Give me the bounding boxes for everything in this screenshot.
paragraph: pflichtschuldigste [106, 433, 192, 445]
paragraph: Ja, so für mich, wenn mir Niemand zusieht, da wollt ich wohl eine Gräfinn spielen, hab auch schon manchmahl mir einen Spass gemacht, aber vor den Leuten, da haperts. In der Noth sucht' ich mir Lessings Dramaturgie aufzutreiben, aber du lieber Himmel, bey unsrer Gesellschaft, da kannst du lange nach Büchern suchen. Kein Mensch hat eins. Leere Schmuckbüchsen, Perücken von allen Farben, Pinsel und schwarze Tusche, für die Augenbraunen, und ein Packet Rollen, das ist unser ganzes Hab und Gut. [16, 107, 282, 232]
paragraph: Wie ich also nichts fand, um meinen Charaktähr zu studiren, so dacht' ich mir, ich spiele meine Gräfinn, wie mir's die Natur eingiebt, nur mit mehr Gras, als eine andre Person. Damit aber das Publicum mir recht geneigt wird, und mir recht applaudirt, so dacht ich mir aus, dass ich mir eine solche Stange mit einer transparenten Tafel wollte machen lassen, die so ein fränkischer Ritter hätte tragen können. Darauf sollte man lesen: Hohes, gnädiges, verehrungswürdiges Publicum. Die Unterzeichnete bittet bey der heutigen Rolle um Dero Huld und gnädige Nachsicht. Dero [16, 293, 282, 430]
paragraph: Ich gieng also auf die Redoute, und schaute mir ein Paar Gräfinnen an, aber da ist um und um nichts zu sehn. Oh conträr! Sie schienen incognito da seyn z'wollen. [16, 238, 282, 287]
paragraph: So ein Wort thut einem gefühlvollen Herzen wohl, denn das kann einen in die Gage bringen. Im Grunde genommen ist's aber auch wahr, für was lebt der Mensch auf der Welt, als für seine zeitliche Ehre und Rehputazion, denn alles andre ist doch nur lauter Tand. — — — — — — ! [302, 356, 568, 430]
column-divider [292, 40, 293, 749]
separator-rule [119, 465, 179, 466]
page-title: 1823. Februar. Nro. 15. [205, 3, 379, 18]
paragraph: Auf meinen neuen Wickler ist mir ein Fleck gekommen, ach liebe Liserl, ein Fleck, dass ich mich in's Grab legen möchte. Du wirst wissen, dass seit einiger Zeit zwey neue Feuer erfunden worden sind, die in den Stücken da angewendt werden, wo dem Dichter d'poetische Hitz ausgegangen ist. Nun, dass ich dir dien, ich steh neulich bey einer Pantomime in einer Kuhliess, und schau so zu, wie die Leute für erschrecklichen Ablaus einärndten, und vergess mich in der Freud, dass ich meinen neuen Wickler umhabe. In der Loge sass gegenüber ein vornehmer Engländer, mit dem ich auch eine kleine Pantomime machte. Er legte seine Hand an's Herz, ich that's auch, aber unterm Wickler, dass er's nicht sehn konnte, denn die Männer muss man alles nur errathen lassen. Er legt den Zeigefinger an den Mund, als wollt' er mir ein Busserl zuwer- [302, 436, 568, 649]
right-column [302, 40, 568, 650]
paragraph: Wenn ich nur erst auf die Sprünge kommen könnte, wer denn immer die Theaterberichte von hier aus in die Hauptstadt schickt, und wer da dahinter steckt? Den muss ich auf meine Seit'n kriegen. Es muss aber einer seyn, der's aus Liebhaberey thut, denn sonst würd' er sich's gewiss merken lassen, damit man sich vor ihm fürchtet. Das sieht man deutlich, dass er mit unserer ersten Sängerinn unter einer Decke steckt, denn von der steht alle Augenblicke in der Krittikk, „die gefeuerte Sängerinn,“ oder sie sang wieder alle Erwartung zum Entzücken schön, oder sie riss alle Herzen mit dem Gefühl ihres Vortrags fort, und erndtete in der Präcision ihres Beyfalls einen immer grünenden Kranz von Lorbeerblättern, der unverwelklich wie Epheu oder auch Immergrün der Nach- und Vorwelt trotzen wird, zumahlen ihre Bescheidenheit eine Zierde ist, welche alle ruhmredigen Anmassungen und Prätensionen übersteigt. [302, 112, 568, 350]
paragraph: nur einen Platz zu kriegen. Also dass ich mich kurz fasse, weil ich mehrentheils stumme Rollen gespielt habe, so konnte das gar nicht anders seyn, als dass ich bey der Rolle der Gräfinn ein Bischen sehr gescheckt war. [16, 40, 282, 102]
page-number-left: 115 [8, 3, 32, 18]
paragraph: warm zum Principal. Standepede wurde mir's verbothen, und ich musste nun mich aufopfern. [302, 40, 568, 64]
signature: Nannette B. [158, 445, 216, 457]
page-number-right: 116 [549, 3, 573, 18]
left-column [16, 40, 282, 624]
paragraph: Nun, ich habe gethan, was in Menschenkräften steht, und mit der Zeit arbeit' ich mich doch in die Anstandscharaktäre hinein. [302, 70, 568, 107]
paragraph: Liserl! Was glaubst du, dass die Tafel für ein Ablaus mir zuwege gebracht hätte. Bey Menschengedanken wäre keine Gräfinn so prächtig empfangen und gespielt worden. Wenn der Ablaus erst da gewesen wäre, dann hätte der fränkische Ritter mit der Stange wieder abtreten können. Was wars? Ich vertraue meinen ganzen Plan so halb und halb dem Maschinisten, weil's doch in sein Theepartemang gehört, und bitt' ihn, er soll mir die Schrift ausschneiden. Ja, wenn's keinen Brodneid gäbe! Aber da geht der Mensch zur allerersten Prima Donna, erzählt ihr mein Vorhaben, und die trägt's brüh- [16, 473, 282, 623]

- [Your task]:
The lines holding the string "left" in the listing above are what you should copy out.

- [Task answer]:
page-number-left: 115 [8, 3, 32, 18]
left-column [16, 40, 282, 624]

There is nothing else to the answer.